Goal — Give the listing again exactly, omitting its images.

Items —
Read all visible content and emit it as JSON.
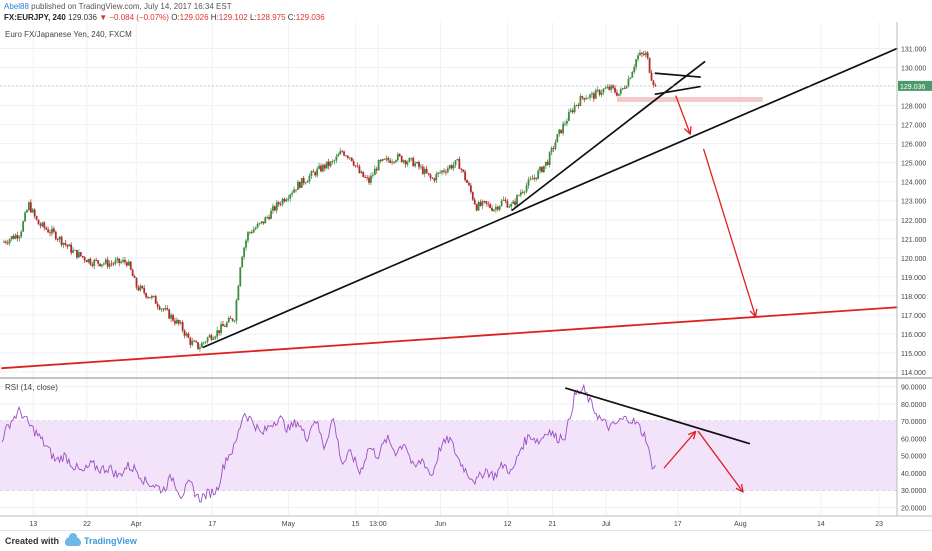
{
  "header": {
    "author": "Abel88",
    "published_text": "published on TradingView.com, July 14, 2017 16:34 EST",
    "symbol": "FX:EURJPY, 240",
    "last": "129.036",
    "change": "▼ −0.084 (−0.07%)",
    "o_label": "O:",
    "o_val": "129.026",
    "h_label": "H:",
    "h_val": "129.102",
    "l_label": "L:",
    "l_val": "128.975",
    "c_label": "C:",
    "c_val": "129.036"
  },
  "price_panel": {
    "title": "Euro FX/Japanese Yen, 240, FXCM",
    "last_price_badge": "129.036"
  },
  "rsi_panel": {
    "title": "RSI (14, close)"
  },
  "footer": {
    "created_with": "Created with",
    "brand": "TradingView"
  },
  "colors": {
    "up": "#3d8c3d",
    "down": "#b02a2a",
    "rsi_line": "#9b4fc3",
    "rsi_band": "#f2e3fb",
    "trendline": "#111111",
    "projection": "#e02020",
    "badge": "#4c9a6a",
    "zone": "#f3c9c9"
  },
  "chart_data": [
    {
      "type": "line",
      "name": "price",
      "ylim": [
        114,
        131.5
      ],
      "y_ticks": [
        "131.000",
        "130.000",
        "129.000",
        "128.000",
        "127.000",
        "126.000",
        "125.000",
        "124.000",
        "123.000",
        "122.000",
        "121.000",
        "120.000",
        "119.000",
        "118.000",
        "117.000",
        "116.000",
        "115.000",
        "114.000"
      ],
      "x_ticks": [
        "13",
        "22",
        "Apr",
        "17",
        "May",
        "15",
        "13:00",
        "Jun",
        "12",
        "21",
        "Jul",
        "17",
        "Aug",
        "14",
        "23"
      ],
      "x_range": [
        0,
        100
      ],
      "x_tick_positions": [
        3.5,
        9.5,
        15,
        23.5,
        32,
        39.5,
        42,
        49,
        56.5,
        61.5,
        67.5,
        75.5,
        82.5,
        91.5,
        98
      ],
      "series": [
        {
          "values": [
            [
              0,
              120.8
            ],
            [
              2,
              121.3
            ],
            [
              3,
              122.8
            ],
            [
              4,
              121.8
            ],
            [
              6,
              121.2
            ],
            [
              8,
              120.3
            ],
            [
              10,
              119.8
            ],
            [
              12,
              119.7
            ],
            [
              14,
              119.8
            ],
            [
              15,
              118.5
            ],
            [
              17,
              117.8
            ],
            [
              18,
              117.3
            ],
            [
              20,
              116.4
            ],
            [
              21,
              115.6
            ],
            [
              22,
              115.3
            ],
            [
              23,
              115.8
            ],
            [
              24,
              116.1
            ],
            [
              25,
              116.5
            ],
            [
              26,
              116.9
            ],
            [
              26.7,
              120.0
            ],
            [
              27.5,
              121.3
            ],
            [
              29,
              121.8
            ],
            [
              31,
              122.9
            ],
            [
              33,
              123.8
            ],
            [
              35,
              124.5
            ],
            [
              36,
              124.8
            ],
            [
              37,
              125.0
            ],
            [
              38,
              125.6
            ],
            [
              39,
              125.3
            ],
            [
              40,
              124.4
            ],
            [
              41,
              124.0
            ],
            [
              42,
              124.9
            ],
            [
              44,
              125.3
            ],
            [
              46,
              125.0
            ],
            [
              47,
              124.6
            ],
            [
              48,
              124.1
            ],
            [
              49,
              124.5
            ],
            [
              50,
              124.8
            ],
            [
              51,
              125.0
            ],
            [
              52,
              123.9
            ],
            [
              53,
              122.7
            ],
            [
              54,
              122.8
            ],
            [
              55,
              122.6
            ],
            [
              56,
              123.0
            ],
            [
              57,
              122.7
            ],
            [
              58,
              123.5
            ],
            [
              60,
              124.5
            ],
            [
              61,
              125.1
            ],
            [
              62,
              126.3
            ],
            [
              63,
              127.2
            ],
            [
              64,
              128.0
            ],
            [
              65,
              128.5
            ],
            [
              66,
              128.5
            ],
            [
              67,
              128.8
            ],
            [
              68,
              128.9
            ],
            [
              69,
              128.6
            ],
            [
              70,
              129.4
            ],
            [
              71,
              130.6
            ],
            [
              72,
              130.7
            ],
            [
              72.5,
              129.6
            ],
            [
              73,
              129.0
            ]
          ]
        }
      ]
    },
    {
      "type": "line",
      "name": "RSI",
      "ylim": [
        18,
        92
      ],
      "y_ticks": [
        "90.0000",
        "80.0000",
        "70.0000",
        "60.0000",
        "50.0000",
        "40.0000",
        "30.0000",
        "20.0000"
      ],
      "bands": [
        30,
        70
      ],
      "series": [
        {
          "values": [
            [
              0,
              60
            ],
            [
              1,
              70
            ],
            [
              2,
              76
            ],
            [
              3,
              68
            ],
            [
              4,
              62
            ],
            [
              5,
              55
            ],
            [
              6,
              47
            ],
            [
              7,
              50
            ],
            [
              8,
              44
            ],
            [
              9,
              40
            ],
            [
              10,
              45
            ],
            [
              11,
              42
            ],
            [
              12,
              43
            ],
            [
              13,
              38
            ],
            [
              14,
              44
            ],
            [
              15,
              42
            ],
            [
              16,
              35
            ],
            [
              17,
              33
            ],
            [
              18,
              30
            ],
            [
              19,
              38
            ],
            [
              20,
              27
            ],
            [
              21,
              34
            ],
            [
              22,
              25
            ],
            [
              23,
              28
            ],
            [
              24,
              30
            ],
            [
              25,
              48
            ],
            [
              26,
              55
            ],
            [
              27,
              75
            ],
            [
              28,
              70
            ],
            [
              29,
              62
            ],
            [
              30,
              68
            ],
            [
              31,
              72
            ],
            [
              32,
              65
            ],
            [
              33,
              70
            ],
            [
              34,
              60
            ],
            [
              35,
              72
            ],
            [
              36,
              55
            ],
            [
              37,
              72
            ],
            [
              38,
              45
            ],
            [
              39,
              52
            ],
            [
              40,
              40
            ],
            [
              41,
              55
            ],
            [
              42,
              50
            ],
            [
              43,
              60
            ],
            [
              44,
              52
            ],
            [
              45,
              58
            ],
            [
              46,
              42
            ],
            [
              47,
              48
            ],
            [
              48,
              38
            ],
            [
              49,
              55
            ],
            [
              50,
              60
            ],
            [
              51,
              48
            ],
            [
              52,
              40
            ],
            [
              53,
              35
            ],
            [
              54,
              42
            ],
            [
              55,
              38
            ],
            [
              56,
              45
            ],
            [
              57,
              40
            ],
            [
              58,
              55
            ],
            [
              59,
              62
            ],
            [
              60,
              58
            ],
            [
              61,
              65
            ],
            [
              62,
              60
            ],
            [
              63,
              62
            ],
            [
              64,
              85
            ],
            [
              65,
              88
            ],
            [
              66,
              78
            ],
            [
              67,
              70
            ],
            [
              68,
              66
            ],
            [
              69,
              70
            ],
            [
              70,
              72
            ],
            [
              71,
              68
            ],
            [
              72,
              60
            ],
            [
              72.5,
              46
            ],
            [
              73,
              43
            ]
          ]
        }
      ]
    }
  ]
}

Solution to this task —
Read all visible content and emit it as JSON.
{
  "header": {
    "author": "Abel88",
    "published_text": "published on TradingView.com, July 14, 2017 16:34 EST",
    "symbol": "FX:EURJPY, 240",
    "last": "129.036",
    "change": "▼ −0.084 (−0.07%)",
    "o_label": "O:",
    "o_val": "129.026",
    "h_label": "H:",
    "h_val": "129.102",
    "l_label": "L:",
    "l_val": "128.975",
    "c_label": "C:",
    "c_val": "129.036"
  },
  "price_panel": {
    "title": "Euro FX/Japanese Yen, 240, FXCM",
    "last_price_badge": "129.036"
  },
  "rsi_panel": {
    "title": "RSI (14, close)"
  },
  "footer": {
    "created_with": "Created with",
    "brand": "TradingView"
  },
  "colors": {
    "up": "#3d8c3d",
    "down": "#b02a2a",
    "rsi_line": "#9b4fc3",
    "rsi_band": "#f2e3fb",
    "trendline": "#111111",
    "projection": "#e02020",
    "badge": "#4c9a6a",
    "zone": "#f3c9c9"
  },
  "chart_data": [
    {
      "type": "line",
      "name": "price",
      "ylim": [
        114,
        131.5
      ],
      "y_ticks": [
        "131.000",
        "130.000",
        "129.000",
        "128.000",
        "127.000",
        "126.000",
        "125.000",
        "124.000",
        "123.000",
        "122.000",
        "121.000",
        "120.000",
        "119.000",
        "118.000",
        "117.000",
        "116.000",
        "115.000",
        "114.000"
      ],
      "x_ticks": [
        "13",
        "22",
        "Apr",
        "17",
        "May",
        "15",
        "13:00",
        "Jun",
        "12",
        "21",
        "Jul",
        "17",
        "Aug",
        "14",
        "23"
      ],
      "x_range": [
        0,
        100
      ],
      "x_tick_positions": [
        3.5,
        9.5,
        15,
        23.5,
        32,
        39.5,
        42,
        49,
        56.5,
        61.5,
        67.5,
        75.5,
        82.5,
        91.5,
        98
      ],
      "series": [
        {
          "values": [
            [
              0,
              120.8
            ],
            [
              2,
              121.3
            ],
            [
              3,
              122.8
            ],
            [
              4,
              121.8
            ],
            [
              6,
              121.2
            ],
            [
              8,
              120.3
            ],
            [
              10,
              119.8
            ],
            [
              12,
              119.7
            ],
            [
              14,
              119.8
            ],
            [
              15,
              118.5
            ],
            [
              17,
              117.8
            ],
            [
              18,
              117.3
            ],
            [
              20,
              116.4
            ],
            [
              21,
              115.6
            ],
            [
              22,
              115.3
            ],
            [
              23,
              115.8
            ],
            [
              24,
              116.1
            ],
            [
              25,
              116.5
            ],
            [
              26,
              116.9
            ],
            [
              26.7,
              120.0
            ],
            [
              27.5,
              121.3
            ],
            [
              29,
              121.8
            ],
            [
              31,
              122.9
            ],
            [
              33,
              123.8
            ],
            [
              35,
              124.5
            ],
            [
              36,
              124.8
            ],
            [
              37,
              125.0
            ],
            [
              38,
              125.6
            ],
            [
              39,
              125.3
            ],
            [
              40,
              124.4
            ],
            [
              41,
              124.0
            ],
            [
              42,
              124.9
            ],
            [
              44,
              125.3
            ],
            [
              46,
              125.0
            ],
            [
              47,
              124.6
            ],
            [
              48,
              124.1
            ],
            [
              49,
              124.5
            ],
            [
              50,
              124.8
            ],
            [
              51,
              125.0
            ],
            [
              52,
              123.9
            ],
            [
              53,
              122.7
            ],
            [
              54,
              122.8
            ],
            [
              55,
              122.6
            ],
            [
              56,
              123.0
            ],
            [
              57,
              122.7
            ],
            [
              58,
              123.5
            ],
            [
              60,
              124.5
            ],
            [
              61,
              125.1
            ],
            [
              62,
              126.3
            ],
            [
              63,
              127.2
            ],
            [
              64,
              128.0
            ],
            [
              65,
              128.5
            ],
            [
              66,
              128.5
            ],
            [
              67,
              128.8
            ],
            [
              68,
              128.9
            ],
            [
              69,
              128.6
            ],
            [
              70,
              129.4
            ],
            [
              71,
              130.6
            ],
            [
              72,
              130.7
            ],
            [
              72.5,
              129.6
            ],
            [
              73,
              129.0
            ]
          ]
        }
      ]
    },
    {
      "type": "line",
      "name": "RSI",
      "ylim": [
        18,
        92
      ],
      "y_ticks": [
        "90.0000",
        "80.0000",
        "70.0000",
        "60.0000",
        "50.0000",
        "40.0000",
        "30.0000",
        "20.0000"
      ],
      "bands": [
        30,
        70
      ],
      "series": [
        {
          "values": [
            [
              0,
              60
            ],
            [
              1,
              70
            ],
            [
              2,
              76
            ],
            [
              3,
              68
            ],
            [
              4,
              62
            ],
            [
              5,
              55
            ],
            [
              6,
              47
            ],
            [
              7,
              50
            ],
            [
              8,
              44
            ],
            [
              9,
              40
            ],
            [
              10,
              45
            ],
            [
              11,
              42
            ],
            [
              12,
              43
            ],
            [
              13,
              38
            ],
            [
              14,
              44
            ],
            [
              15,
              42
            ],
            [
              16,
              35
            ],
            [
              17,
              33
            ],
            [
              18,
              30
            ],
            [
              19,
              38
            ],
            [
              20,
              27
            ],
            [
              21,
              34
            ],
            [
              22,
              25
            ],
            [
              23,
              28
            ],
            [
              24,
              30
            ],
            [
              25,
              48
            ],
            [
              26,
              55
            ],
            [
              27,
              75
            ],
            [
              28,
              70
            ],
            [
              29,
              62
            ],
            [
              30,
              68
            ],
            [
              31,
              72
            ],
            [
              32,
              65
            ],
            [
              33,
              70
            ],
            [
              34,
              60
            ],
            [
              35,
              72
            ],
            [
              36,
              55
            ],
            [
              37,
              72
            ],
            [
              38,
              45
            ],
            [
              39,
              52
            ],
            [
              40,
              40
            ],
            [
              41,
              55
            ],
            [
              42,
              50
            ],
            [
              43,
              60
            ],
            [
              44,
              52
            ],
            [
              45,
              58
            ],
            [
              46,
              42
            ],
            [
              47,
              48
            ],
            [
              48,
              38
            ],
            [
              49,
              55
            ],
            [
              50,
              60
            ],
            [
              51,
              48
            ],
            [
              52,
              40
            ],
            [
              53,
              35
            ],
            [
              54,
              42
            ],
            [
              55,
              38
            ],
            [
              56,
              45
            ],
            [
              57,
              40
            ],
            [
              58,
              55
            ],
            [
              59,
              62
            ],
            [
              60,
              58
            ],
            [
              61,
              65
            ],
            [
              62,
              60
            ],
            [
              63,
              62
            ],
            [
              64,
              85
            ],
            [
              65,
              88
            ],
            [
              66,
              78
            ],
            [
              67,
              70
            ],
            [
              68,
              66
            ],
            [
              69,
              70
            ],
            [
              70,
              72
            ],
            [
              71,
              68
            ],
            [
              72,
              60
            ],
            [
              72.5,
              46
            ],
            [
              73,
              43
            ]
          ]
        }
      ]
    }
  ]
}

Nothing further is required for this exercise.